### Direction
Copy out each line that mentions the word "JSON".

(Saved entries)
************

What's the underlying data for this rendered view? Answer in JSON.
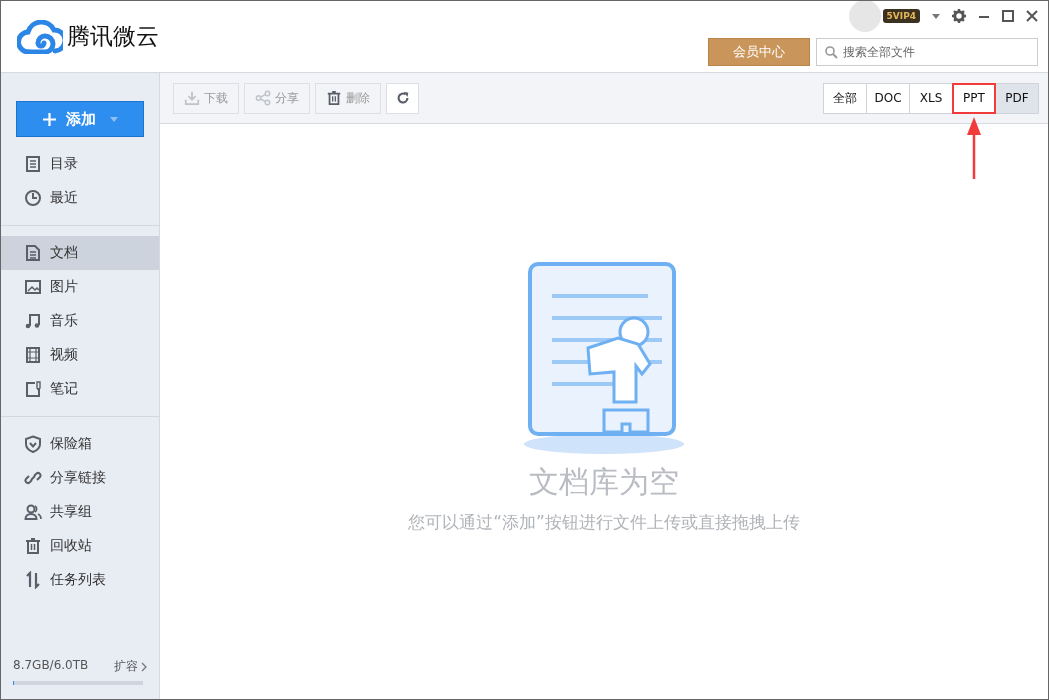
{
  "app": {
    "name": "腾讯微云",
    "badge": "5VIP4"
  },
  "header": {
    "member_button": "会员中心",
    "search": {
      "placeholder": "搜索全部文件"
    }
  },
  "add_button": {
    "label": "添加"
  },
  "sidebar": {
    "groups": [
      [
        {
          "label": "目录",
          "selected": false
        },
        {
          "label": "最近",
          "selected": false
        }
      ],
      [
        {
          "label": "文档",
          "selected": true
        },
        {
          "label": "图片",
          "selected": false
        },
        {
          "label": "音乐",
          "selected": false
        },
        {
          "label": "视频",
          "selected": false
        },
        {
          "label": "笔记",
          "selected": false
        }
      ],
      [
        {
          "label": "保险箱",
          "selected": false
        },
        {
          "label": "分享链接",
          "selected": false
        },
        {
          "label": "共享组",
          "selected": false
        },
        {
          "label": "回收站",
          "selected": false
        },
        {
          "label": "任务列表",
          "selected": false
        }
      ]
    ]
  },
  "storage": {
    "usage": "8.7GB/6.0TB",
    "expand": "扩容",
    "level": 0.01
  },
  "toolbar": [
    {
      "label": "下载",
      "disabled": true
    },
    {
      "label": "分享",
      "disabled": true
    },
    {
      "label": "删除",
      "disabled": true
    },
    {
      "disabled": false
    }
  ],
  "filters": [
    {
      "label": "全部",
      "hovered": false,
      "highlighted": false
    },
    {
      "label": "DOC",
      "hovered": false,
      "highlighted": false
    },
    {
      "label": "XLS",
      "hovered": false,
      "highlighted": false
    },
    {
      "label": "PPT",
      "hovered": false,
      "highlighted": true
    },
    {
      "label": "PDF",
      "hovered": true,
      "highlighted": false
    }
  ],
  "empty_state": {
    "title": "文档库为空",
    "message": "您可以通过“添加”按钮进行文件上传或直接拖拽上传"
  }
}
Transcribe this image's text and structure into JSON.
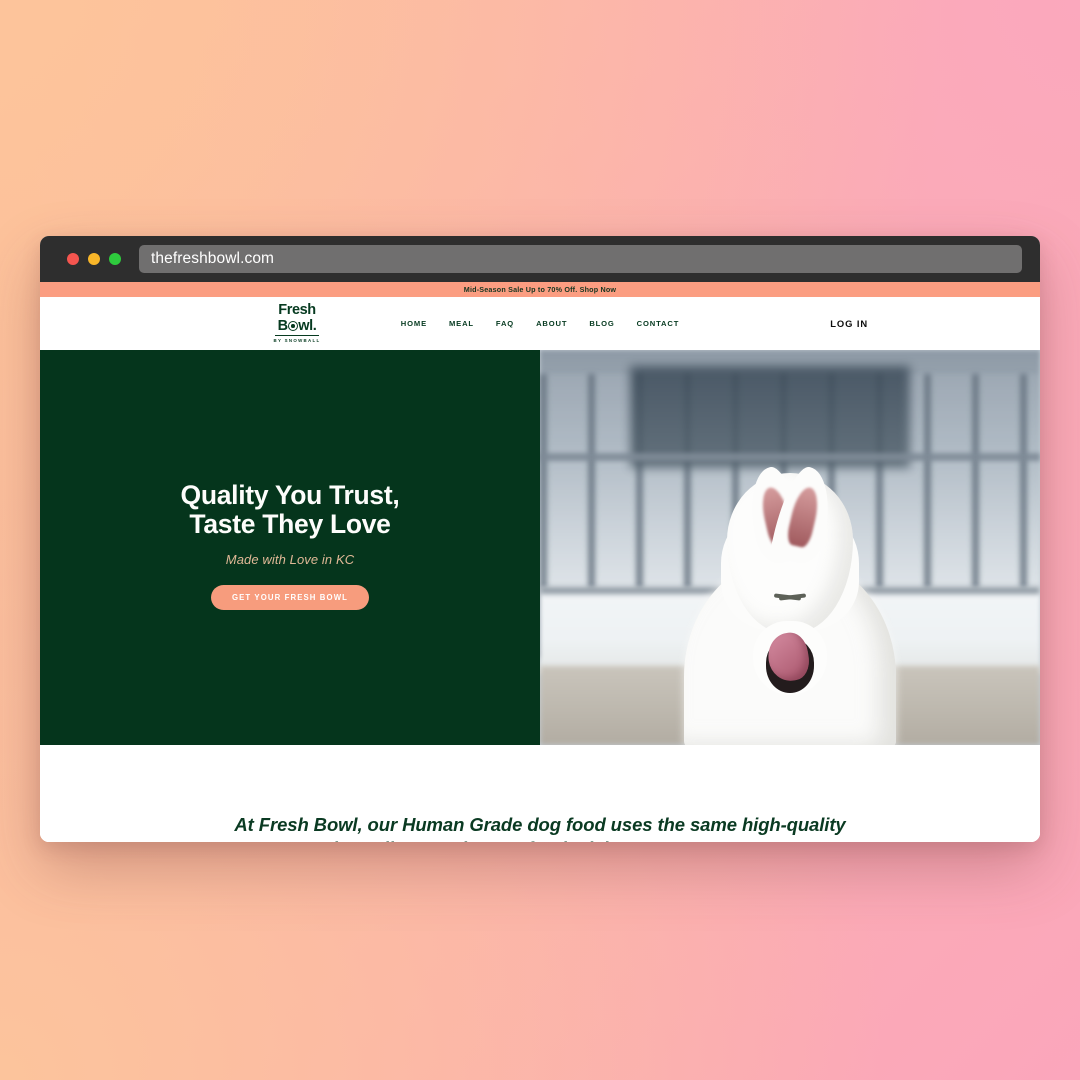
{
  "background": {
    "gradient_from": "#fcc098",
    "gradient_to": "#fba6bc"
  },
  "browser": {
    "url": "thefreshbowl.com",
    "traffic_lights": [
      {
        "name": "close",
        "color": "#f5554f"
      },
      {
        "name": "minimize",
        "color": "#f8b629"
      },
      {
        "name": "maximize",
        "color": "#2ecb3d"
      }
    ]
  },
  "site": {
    "announcement": "Mid-Season Sale Up to 70% Off. Shop Now",
    "logo": {
      "line1": "Fresh",
      "line2a": "B",
      "line2b": "wl",
      "dot": ".",
      "tagline": "BY SNOWBALL"
    },
    "nav": [
      {
        "label": "HOME"
      },
      {
        "label": "MEAL"
      },
      {
        "label": "FAQ"
      },
      {
        "label": "ABOUT"
      },
      {
        "label": "BLOG"
      },
      {
        "label": "CONTACT"
      }
    ],
    "login_label": "LOG IN",
    "hero": {
      "headline_line1": "Quality You Trust,",
      "headline_line2": "Taste They Love",
      "subtitle": "Made with Love in KC",
      "cta_label": "GET YOUR FRESH BOWL",
      "panel_color": "#05351c",
      "cta_color": "#f79c7d",
      "image_alt": "white-shepherd-dog-licking-nose-in-front-of-fence"
    },
    "lower_section": {
      "paragraph_line1": "At Fresh Bowl, our Human Grade dog food uses the same",
      "paragraph_line2": "high-quality ingredients as human food, giving your pet top-"
    }
  }
}
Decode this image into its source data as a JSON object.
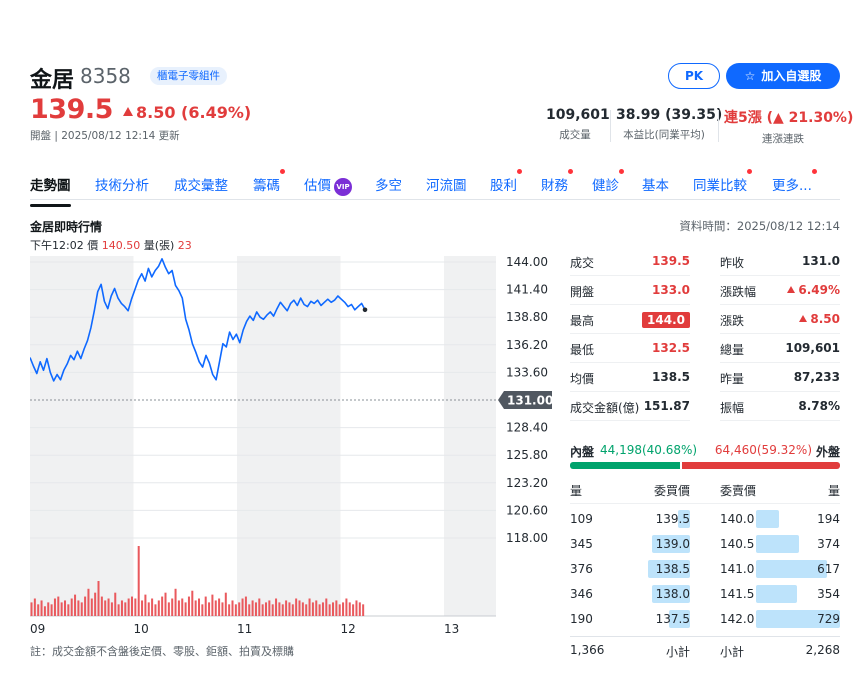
{
  "header": {
    "name": "金居",
    "code": "8358",
    "sector": "櫃電子零組件",
    "price": "139.5",
    "change": "8.50 (6.49%)",
    "status": "開盤 | 2025/08/12 12:14 更新",
    "pk_label": "PK",
    "watch_label": "加入自選股",
    "stats": [
      {
        "value": "109,601",
        "label": "成交量"
      },
      {
        "value": "38.99 (39.35)",
        "label": "本益比(同業平均)"
      },
      {
        "value": "連5漲 (▲ 21.30%)",
        "label": "連漲連跌"
      }
    ]
  },
  "tabs": [
    {
      "label": "走勢圖",
      "active": true,
      "dot": false
    },
    {
      "label": "技術分析",
      "dot": false
    },
    {
      "label": "成交彙整",
      "dot": false
    },
    {
      "label": "籌碼",
      "dot": true
    },
    {
      "label": "估價",
      "dot": false,
      "vip": "VIP"
    },
    {
      "label": "多空",
      "dot": false
    },
    {
      "label": "河流圖",
      "dot": false
    },
    {
      "label": "股利",
      "dot": true
    },
    {
      "label": "財務",
      "dot": true
    },
    {
      "label": "健診",
      "dot": true
    },
    {
      "label": "基本",
      "dot": false
    },
    {
      "label": "同業比較",
      "dot": true
    },
    {
      "label": "更多...",
      "dot": true
    }
  ],
  "chart_section": {
    "title": "金居即時行情",
    "data_time": "資料時間：2025/08/12 12:14",
    "legend_time": "下午12:02",
    "legend_price_label": "價",
    "legend_price": "140.50",
    "legend_vol_label": "量(張)",
    "legend_vol": "23",
    "footnote": "註：成交金額不含盤後定價、零股、鉅額、拍賣及標購"
  },
  "chart_data": {
    "type": "line",
    "reference_price": "131.00",
    "y_ticks": [
      "144.00",
      "141.40",
      "138.80",
      "136.20",
      "133.60",
      "128.40",
      "125.80",
      "123.20",
      "120.60",
      "118.00"
    ],
    "x_ticks": [
      "09",
      "10",
      "11",
      "12",
      "13"
    ],
    "ylim": [
      118.0,
      144.0
    ],
    "color": "#0f69ff",
    "price_series": [
      135.0,
      134.2,
      133.5,
      134.6,
      133.8,
      134.9,
      133.6,
      132.8,
      133.4,
      132.9,
      133.8,
      134.4,
      135.2,
      134.8,
      135.6,
      134.9,
      135.8,
      136.6,
      137.8,
      139.4,
      141.2,
      141.9,
      140.3,
      139.6,
      140.8,
      141.5,
      140.6,
      140.1,
      139.8,
      139.4,
      140.5,
      141.4,
      142.3,
      142.9,
      142.2,
      143.4,
      142.6,
      143.2,
      143.6,
      144.3,
      143.5,
      142.9,
      143.2,
      141.8,
      141.3,
      140.6,
      138.6,
      137.6,
      136.3,
      135.5,
      134.6,
      134.1,
      135.2,
      134.5,
      133.4,
      132.9,
      134.6,
      136.3,
      136.0,
      137.4,
      136.7,
      137.2,
      136.4,
      137.6,
      138.4,
      138.9,
      138.5,
      139.3,
      138.8,
      138.6,
      139.0,
      139.3,
      138.9,
      139.6,
      140.2,
      139.8,
      139.4,
      140.1,
      140.4,
      139.9,
      140.6,
      140.0,
      139.8,
      140.3,
      140.1,
      140.4,
      139.9,
      140.2,
      140.5,
      140.2,
      140.4,
      140.8,
      140.5,
      140.2,
      139.8,
      140.0,
      139.5,
      139.8,
      140.1,
      139.5
    ],
    "volume_series": [
      7,
      9,
      6,
      8,
      5,
      7,
      6,
      9,
      10,
      7,
      8,
      6,
      9,
      11,
      8,
      7,
      10,
      14,
      9,
      12,
      18,
      10,
      8,
      9,
      7,
      12,
      6,
      8,
      7,
      9,
      10,
      9,
      36,
      8,
      11,
      7,
      9,
      6,
      8,
      10,
      12,
      7,
      9,
      14,
      8,
      9,
      7,
      10,
      13,
      8,
      9,
      6,
      10,
      7,
      11,
      8,
      9,
      7,
      12,
      6,
      8,
      6,
      7,
      9,
      10,
      6,
      8,
      7,
      9,
      6,
      7,
      8,
      6,
      9,
      7,
      6,
      8,
      7,
      6,
      9,
      8,
      7,
      6,
      9,
      7,
      8,
      6,
      7,
      9,
      6,
      7,
      8,
      6,
      7,
      9,
      7,
      6,
      8,
      7,
      6
    ]
  },
  "quote_table": {
    "left": [
      {
        "label": "成交",
        "value": "139.5",
        "color": "up"
      },
      {
        "label": "開盤",
        "value": "133.0",
        "color": "up"
      },
      {
        "label": "最高",
        "value": "144.0",
        "color": "badge"
      },
      {
        "label": "最低",
        "value": "132.5",
        "color": "up"
      },
      {
        "label": "均價",
        "value": "138.5",
        "color": "plain"
      },
      {
        "label": "成交金額(億)",
        "value": "151.87",
        "color": "plain"
      }
    ],
    "right": [
      {
        "label": "昨收",
        "value": "131.0",
        "color": "plain"
      },
      {
        "label": "漲跌幅",
        "value": "6.49%",
        "color": "up-tri"
      },
      {
        "label": "漲跌",
        "value": "8.50",
        "color": "up-tri"
      },
      {
        "label": "總量",
        "value": "109,601",
        "color": "plain"
      },
      {
        "label": "昨量",
        "value": "87,233",
        "color": "plain"
      },
      {
        "label": "振幅",
        "value": "8.78%",
        "color": "plain"
      }
    ]
  },
  "inout": {
    "in_label": "內盤",
    "in_value": "44,198(40.68%)",
    "in_ratio": 0.4068,
    "out_value": "64,460(59.32%)",
    "out_label": "外盤"
  },
  "order_book": {
    "headers": {
      "bid_qty": "量",
      "bid_price": "委買價",
      "ask_price": "委賣價",
      "ask_qty": "量"
    },
    "bids": [
      {
        "qty": "109",
        "price": "139.5",
        "ratio": 0.15
      },
      {
        "qty": "345",
        "price": "139.0",
        "ratio": 0.47
      },
      {
        "qty": "376",
        "price": "138.5",
        "ratio": 0.52
      },
      {
        "qty": "346",
        "price": "138.0",
        "ratio": 0.47
      },
      {
        "qty": "190",
        "price": "137.5",
        "ratio": 0.26
      }
    ],
    "asks": [
      {
        "price": "140.0",
        "qty": "194",
        "ratio": 0.27
      },
      {
        "price": "140.5",
        "qty": "374",
        "ratio": 0.51
      },
      {
        "price": "141.0",
        "qty": "617",
        "ratio": 0.85
      },
      {
        "price": "141.5",
        "qty": "354",
        "ratio": 0.49
      },
      {
        "price": "142.0",
        "qty": "729",
        "ratio": 1.0
      }
    ],
    "bid_total": "1,366",
    "bid_total_label": "小計",
    "ask_total_label": "小計",
    "ask_total": "2,268"
  }
}
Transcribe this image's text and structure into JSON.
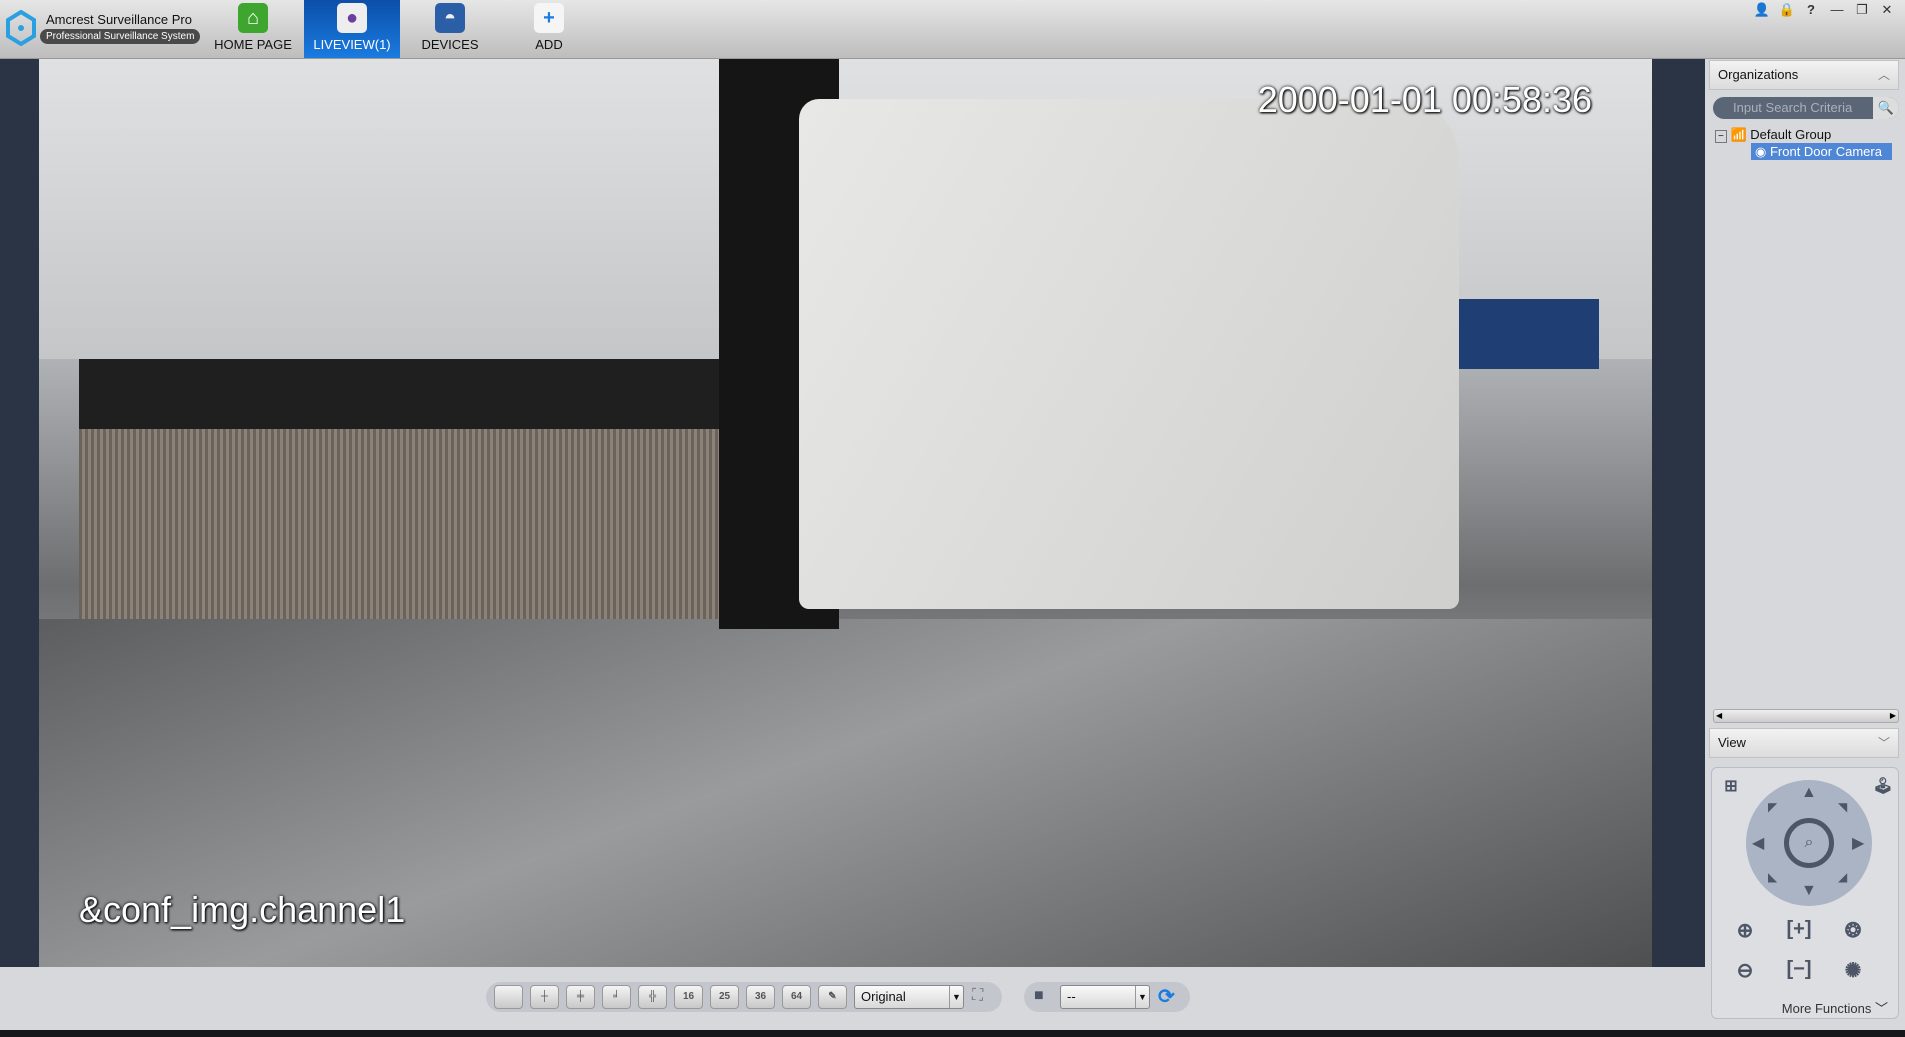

************

### Result for this exercise
What's the underlying data for this rendered view? Answer in JSON.
Transcribe this image's text and structure into JSON.
Decode this image into its source data as a JSON object.
Transcribe this image's text and structure into JSON.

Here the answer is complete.